> Aim a
In the article on the SLCP audit repository, shorten the paragraph that begins "To improve labor conditions in global supply chains" and keep its main facts.

A new repository of social audits is more similar to the RIPE Database than you might think. We've documented some lessons learned and also what processes we've reused from the RIPE Database.
Background to SLCP
Each year the fashion industry is spending vast amounts of resources on factory audits, which are duplicative and not necessarily leading to improved working conditions. It is quite common for a factory to perform several similar audits per year, which take several weeks to complete, and then the data is distributed to one organisation which requested the audit.
To improve labor conditions in global supply chains, there needed to be a major change in the way that audits were done. Part of this change was to build a repository of factory verified assessments. A facility can then re-share their verified assessment data with any organisation that they want to, rather than completing a new audit. This will save time, effort and money. By 2023, this efficient redistribution of social data from one repository will save the fashion industry $134 million; money that will be redistributed to the factories to improve working conditions.
Each verified assessment is, in essence, a very large questionnaire made up of up to 3,000 questions, which is completed by the facility and then verifiers, approved by the Social & Labor Convergence Program (SLCP), visit the facility and verify and correct the assessment based on what they actually see. In total, each assessment can have up to 12,000 data points.
Why is this (a social labor repository) interesting to the RIPE community?
As the RIPE Database has been around for many years, we've used some solutions from the community-led decisions to help us with our repository which is a lot newer.
In light of the recent RIPE Database Requirements Task Force discussions on "What is accuracy?", I thought I should share our experiences and solutions, which might help the discussion.
It's important to remember that at the technical core of both the RIPE NCC and SLCP is a repository, and there are a lot of similarities in how these organisations and the communities work (see Table 1 below).

> Aim b
Count the lines of the records that contain the string "label", treating case as significant.

> Records to process
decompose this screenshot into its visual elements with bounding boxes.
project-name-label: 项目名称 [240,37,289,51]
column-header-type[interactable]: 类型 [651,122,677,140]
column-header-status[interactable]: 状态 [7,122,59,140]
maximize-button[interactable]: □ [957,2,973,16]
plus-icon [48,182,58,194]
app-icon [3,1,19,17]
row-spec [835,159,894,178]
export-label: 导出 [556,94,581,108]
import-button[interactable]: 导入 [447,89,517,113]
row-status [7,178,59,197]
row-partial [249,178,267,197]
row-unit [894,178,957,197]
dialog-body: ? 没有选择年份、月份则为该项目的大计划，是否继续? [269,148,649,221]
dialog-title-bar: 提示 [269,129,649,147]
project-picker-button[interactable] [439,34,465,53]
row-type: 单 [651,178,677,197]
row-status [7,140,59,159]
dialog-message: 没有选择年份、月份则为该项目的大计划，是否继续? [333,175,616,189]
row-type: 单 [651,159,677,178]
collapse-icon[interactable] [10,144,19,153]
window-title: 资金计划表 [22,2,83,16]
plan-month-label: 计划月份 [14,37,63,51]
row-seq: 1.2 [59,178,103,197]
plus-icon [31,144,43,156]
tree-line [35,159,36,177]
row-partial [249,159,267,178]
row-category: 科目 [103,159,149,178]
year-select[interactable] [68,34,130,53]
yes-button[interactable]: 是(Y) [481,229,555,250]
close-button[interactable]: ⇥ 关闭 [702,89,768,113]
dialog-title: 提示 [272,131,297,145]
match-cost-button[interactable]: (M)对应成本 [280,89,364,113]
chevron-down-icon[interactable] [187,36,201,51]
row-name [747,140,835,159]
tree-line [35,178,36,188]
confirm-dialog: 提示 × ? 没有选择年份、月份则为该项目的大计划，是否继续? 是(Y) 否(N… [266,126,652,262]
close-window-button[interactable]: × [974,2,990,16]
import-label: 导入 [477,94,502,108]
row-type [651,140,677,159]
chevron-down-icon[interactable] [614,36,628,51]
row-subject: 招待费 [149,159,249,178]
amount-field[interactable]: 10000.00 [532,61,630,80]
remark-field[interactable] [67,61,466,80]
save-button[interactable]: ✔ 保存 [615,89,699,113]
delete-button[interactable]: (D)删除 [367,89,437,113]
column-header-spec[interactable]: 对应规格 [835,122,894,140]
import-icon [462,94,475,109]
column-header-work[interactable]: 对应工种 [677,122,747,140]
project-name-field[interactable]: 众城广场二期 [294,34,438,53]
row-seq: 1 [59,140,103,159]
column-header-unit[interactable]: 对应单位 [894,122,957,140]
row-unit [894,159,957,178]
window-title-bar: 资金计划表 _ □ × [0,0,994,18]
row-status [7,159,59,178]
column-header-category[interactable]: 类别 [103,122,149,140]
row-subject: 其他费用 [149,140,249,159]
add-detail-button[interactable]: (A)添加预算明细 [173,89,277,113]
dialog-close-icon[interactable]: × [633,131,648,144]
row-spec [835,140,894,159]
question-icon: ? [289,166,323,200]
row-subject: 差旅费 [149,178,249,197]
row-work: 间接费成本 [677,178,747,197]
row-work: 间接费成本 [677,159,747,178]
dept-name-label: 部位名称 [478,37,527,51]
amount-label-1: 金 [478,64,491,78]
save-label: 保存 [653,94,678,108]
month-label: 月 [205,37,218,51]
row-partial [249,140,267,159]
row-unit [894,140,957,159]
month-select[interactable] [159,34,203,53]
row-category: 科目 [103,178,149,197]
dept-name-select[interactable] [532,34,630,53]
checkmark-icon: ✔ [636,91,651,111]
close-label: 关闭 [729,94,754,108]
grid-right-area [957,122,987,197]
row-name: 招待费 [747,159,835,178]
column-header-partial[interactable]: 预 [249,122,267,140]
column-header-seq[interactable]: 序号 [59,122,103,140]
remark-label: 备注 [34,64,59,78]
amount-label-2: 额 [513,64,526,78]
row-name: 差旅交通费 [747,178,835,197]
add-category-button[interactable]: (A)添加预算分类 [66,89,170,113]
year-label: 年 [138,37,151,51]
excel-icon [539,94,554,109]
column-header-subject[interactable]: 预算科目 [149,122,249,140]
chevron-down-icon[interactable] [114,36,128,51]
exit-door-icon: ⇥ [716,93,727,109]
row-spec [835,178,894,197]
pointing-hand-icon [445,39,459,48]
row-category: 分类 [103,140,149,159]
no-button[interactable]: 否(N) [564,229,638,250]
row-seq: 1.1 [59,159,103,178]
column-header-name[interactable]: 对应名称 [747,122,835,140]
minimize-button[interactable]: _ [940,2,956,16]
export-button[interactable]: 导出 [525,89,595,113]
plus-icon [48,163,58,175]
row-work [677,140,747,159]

> Expected output a
Improving labor conditions in global supply chains required a major change in how audits were done, including a repository of factory verified assessments. Instead of completing a new audit, a facility can re-share its verified assessment data with any organisation it chooses, saving time, effort and money. By 2023, redistributing social data from one repository will save the fashion industry $134 million, which will be redistributed to factories to improve working conditions.

> Expected output b
12